Work to do = Search the data for the word "color". Reproduce every line where it is found.
## Begin
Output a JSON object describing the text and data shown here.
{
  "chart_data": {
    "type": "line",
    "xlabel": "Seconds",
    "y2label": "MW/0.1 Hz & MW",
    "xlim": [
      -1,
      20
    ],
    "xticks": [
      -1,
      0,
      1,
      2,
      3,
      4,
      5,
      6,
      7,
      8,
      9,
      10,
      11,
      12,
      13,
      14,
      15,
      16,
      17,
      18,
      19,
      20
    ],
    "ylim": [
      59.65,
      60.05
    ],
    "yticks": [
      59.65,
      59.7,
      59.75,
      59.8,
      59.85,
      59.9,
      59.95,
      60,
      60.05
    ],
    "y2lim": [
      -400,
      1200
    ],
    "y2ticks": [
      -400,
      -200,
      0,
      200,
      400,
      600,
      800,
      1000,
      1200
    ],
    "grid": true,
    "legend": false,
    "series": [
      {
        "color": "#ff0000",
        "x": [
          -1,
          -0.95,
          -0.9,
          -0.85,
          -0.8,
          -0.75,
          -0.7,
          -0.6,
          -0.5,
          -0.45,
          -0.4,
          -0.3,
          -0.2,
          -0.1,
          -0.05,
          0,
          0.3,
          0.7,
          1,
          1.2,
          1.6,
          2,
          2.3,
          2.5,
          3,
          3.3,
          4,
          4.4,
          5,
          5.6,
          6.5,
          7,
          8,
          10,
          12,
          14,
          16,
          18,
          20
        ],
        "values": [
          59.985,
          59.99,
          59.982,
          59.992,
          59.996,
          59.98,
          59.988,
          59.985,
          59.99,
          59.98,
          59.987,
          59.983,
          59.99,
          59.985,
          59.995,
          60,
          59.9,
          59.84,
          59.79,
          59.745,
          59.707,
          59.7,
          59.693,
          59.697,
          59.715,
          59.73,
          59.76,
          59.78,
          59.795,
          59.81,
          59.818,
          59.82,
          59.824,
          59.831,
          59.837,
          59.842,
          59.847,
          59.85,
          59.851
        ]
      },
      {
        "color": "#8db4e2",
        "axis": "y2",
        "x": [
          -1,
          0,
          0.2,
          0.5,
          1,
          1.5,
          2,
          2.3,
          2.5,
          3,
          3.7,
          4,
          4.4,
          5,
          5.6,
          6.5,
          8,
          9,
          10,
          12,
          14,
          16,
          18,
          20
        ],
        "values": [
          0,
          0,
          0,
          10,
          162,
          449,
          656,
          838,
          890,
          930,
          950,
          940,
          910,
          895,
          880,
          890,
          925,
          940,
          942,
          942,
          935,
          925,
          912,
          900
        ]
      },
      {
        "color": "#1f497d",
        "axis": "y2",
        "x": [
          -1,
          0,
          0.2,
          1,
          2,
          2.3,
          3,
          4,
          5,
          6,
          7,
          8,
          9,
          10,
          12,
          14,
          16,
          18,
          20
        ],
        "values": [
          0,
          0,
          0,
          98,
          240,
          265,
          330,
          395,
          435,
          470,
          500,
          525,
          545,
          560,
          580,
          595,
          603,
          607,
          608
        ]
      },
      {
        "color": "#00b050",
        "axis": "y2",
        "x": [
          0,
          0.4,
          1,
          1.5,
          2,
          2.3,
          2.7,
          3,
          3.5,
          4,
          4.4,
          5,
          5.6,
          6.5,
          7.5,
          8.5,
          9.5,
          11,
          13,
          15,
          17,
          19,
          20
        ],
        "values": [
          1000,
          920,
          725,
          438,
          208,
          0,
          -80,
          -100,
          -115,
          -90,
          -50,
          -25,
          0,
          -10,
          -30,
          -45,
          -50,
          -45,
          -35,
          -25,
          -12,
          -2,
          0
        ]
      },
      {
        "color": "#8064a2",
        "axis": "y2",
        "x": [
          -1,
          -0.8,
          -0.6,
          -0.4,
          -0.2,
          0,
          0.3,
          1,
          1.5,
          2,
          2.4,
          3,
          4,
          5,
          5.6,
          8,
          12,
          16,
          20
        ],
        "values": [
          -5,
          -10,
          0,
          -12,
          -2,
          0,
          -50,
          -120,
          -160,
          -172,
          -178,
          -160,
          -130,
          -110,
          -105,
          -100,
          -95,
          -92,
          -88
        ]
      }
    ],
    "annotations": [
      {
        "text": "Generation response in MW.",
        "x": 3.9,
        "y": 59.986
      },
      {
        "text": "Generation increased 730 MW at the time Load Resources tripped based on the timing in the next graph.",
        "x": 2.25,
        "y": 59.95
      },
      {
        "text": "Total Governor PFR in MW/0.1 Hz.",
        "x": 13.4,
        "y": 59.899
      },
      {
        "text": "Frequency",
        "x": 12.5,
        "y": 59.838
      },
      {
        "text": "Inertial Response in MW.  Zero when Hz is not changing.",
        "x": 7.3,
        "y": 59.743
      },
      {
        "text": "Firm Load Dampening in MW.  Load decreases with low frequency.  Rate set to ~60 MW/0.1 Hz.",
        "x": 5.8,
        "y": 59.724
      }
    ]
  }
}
## End
Result of the exercise =
        "color": "#ff0000",
        "color": "#8db4e2",
        "color": "#1f497d",
        "color": "#00b050",
        "color": "#8064a2",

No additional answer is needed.